Exercise instructions:
From the listing below, return each line that includes "future".

-- Records start --

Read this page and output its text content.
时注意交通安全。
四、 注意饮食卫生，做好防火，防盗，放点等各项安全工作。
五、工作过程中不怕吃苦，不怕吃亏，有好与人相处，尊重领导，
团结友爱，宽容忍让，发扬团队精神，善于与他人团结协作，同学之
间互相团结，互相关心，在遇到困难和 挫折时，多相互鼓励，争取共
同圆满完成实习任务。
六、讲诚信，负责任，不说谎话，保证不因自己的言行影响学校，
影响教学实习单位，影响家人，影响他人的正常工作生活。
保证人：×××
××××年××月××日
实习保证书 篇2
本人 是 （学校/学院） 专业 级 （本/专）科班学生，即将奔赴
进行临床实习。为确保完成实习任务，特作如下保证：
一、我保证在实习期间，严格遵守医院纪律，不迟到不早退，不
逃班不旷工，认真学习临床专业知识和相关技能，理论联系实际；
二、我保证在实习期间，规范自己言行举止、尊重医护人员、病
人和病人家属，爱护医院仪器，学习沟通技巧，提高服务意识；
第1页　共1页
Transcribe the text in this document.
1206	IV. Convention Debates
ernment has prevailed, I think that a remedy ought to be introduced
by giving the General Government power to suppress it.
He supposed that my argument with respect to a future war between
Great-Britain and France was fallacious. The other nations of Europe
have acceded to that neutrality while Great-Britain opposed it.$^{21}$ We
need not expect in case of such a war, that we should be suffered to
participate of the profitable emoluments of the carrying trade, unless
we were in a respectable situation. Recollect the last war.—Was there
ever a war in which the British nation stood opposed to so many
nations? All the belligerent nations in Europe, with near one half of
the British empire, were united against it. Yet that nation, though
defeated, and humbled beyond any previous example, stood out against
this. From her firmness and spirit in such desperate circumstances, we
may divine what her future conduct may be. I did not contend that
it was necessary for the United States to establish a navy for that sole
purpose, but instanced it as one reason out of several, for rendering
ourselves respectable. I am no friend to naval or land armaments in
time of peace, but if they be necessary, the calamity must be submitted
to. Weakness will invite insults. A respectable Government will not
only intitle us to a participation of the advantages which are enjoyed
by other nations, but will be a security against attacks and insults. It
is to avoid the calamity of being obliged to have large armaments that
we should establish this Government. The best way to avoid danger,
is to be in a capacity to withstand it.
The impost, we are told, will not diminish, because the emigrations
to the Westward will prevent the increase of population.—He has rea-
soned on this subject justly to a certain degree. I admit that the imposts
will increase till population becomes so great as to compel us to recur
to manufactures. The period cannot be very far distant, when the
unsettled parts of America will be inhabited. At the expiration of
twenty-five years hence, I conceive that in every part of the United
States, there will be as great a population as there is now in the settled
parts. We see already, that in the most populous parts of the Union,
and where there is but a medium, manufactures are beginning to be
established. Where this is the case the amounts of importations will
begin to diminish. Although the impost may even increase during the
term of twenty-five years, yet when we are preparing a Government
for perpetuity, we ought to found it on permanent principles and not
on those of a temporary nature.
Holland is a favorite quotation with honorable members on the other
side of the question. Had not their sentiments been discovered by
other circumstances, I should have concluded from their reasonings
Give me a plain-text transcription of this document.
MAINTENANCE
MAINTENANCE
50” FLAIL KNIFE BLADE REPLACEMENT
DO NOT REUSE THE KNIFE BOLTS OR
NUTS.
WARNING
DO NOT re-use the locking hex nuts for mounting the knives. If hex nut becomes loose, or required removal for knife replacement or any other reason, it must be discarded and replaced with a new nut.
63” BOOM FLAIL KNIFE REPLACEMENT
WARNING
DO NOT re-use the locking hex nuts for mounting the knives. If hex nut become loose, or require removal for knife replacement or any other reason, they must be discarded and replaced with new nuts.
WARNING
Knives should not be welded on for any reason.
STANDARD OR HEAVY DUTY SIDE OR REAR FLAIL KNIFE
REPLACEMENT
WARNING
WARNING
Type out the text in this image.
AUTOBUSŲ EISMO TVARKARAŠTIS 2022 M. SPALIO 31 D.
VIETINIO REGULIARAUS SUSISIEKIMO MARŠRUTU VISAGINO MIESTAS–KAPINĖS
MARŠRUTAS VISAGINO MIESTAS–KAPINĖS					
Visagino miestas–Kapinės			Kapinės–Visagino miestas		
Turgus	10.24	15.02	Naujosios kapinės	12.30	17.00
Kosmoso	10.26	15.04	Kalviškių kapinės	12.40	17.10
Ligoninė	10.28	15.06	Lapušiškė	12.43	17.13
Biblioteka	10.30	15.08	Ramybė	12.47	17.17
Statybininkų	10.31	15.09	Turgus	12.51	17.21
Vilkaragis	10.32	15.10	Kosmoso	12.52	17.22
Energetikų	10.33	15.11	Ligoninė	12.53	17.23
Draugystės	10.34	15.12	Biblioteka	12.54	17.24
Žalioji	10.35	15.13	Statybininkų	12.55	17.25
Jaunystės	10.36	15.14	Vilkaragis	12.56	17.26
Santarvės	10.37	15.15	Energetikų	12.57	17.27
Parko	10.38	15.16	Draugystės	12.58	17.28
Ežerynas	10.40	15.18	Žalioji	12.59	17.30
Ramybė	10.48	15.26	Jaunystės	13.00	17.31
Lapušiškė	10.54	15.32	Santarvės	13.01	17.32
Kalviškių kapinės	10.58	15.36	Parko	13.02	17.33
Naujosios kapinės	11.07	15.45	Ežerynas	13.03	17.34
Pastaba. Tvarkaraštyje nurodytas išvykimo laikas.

-- Records end --

Output of the exercise:
He supposed that my argument with respect to a future war between
may divine what her future conduct may be. I did not contend that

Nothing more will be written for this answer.